#### Entries provided
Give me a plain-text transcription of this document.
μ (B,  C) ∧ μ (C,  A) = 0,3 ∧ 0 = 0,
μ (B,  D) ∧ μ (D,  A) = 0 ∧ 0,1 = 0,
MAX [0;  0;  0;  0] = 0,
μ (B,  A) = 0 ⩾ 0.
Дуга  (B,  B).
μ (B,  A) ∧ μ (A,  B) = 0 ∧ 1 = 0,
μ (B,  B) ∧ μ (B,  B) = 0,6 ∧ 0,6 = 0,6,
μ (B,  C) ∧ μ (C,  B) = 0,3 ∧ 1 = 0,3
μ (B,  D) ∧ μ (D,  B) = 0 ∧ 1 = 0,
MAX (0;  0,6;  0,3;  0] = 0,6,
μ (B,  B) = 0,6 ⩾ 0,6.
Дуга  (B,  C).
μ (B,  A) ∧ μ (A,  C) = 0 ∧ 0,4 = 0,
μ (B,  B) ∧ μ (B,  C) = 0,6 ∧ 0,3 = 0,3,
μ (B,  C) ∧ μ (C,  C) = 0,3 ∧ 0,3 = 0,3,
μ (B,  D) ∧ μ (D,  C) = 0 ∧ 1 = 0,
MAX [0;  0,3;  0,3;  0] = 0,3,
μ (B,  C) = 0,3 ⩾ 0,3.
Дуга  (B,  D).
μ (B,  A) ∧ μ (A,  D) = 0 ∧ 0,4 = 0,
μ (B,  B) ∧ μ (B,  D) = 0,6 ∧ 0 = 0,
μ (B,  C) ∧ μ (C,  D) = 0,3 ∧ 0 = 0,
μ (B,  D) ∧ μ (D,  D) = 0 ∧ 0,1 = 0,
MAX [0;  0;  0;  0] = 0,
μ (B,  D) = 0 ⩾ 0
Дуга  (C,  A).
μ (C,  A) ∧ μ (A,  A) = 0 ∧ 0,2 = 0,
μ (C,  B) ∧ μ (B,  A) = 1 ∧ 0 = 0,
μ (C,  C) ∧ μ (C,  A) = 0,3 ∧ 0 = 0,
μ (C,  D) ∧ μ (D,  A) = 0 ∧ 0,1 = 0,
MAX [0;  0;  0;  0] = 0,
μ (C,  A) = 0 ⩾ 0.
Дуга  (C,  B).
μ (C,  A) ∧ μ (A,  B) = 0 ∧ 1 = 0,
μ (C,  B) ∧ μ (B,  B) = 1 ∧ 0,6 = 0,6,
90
########
*Instructions for the task*
Of all the lines in the listing above, how many include "Дуга"? Write only the number.

*Complete answer*
5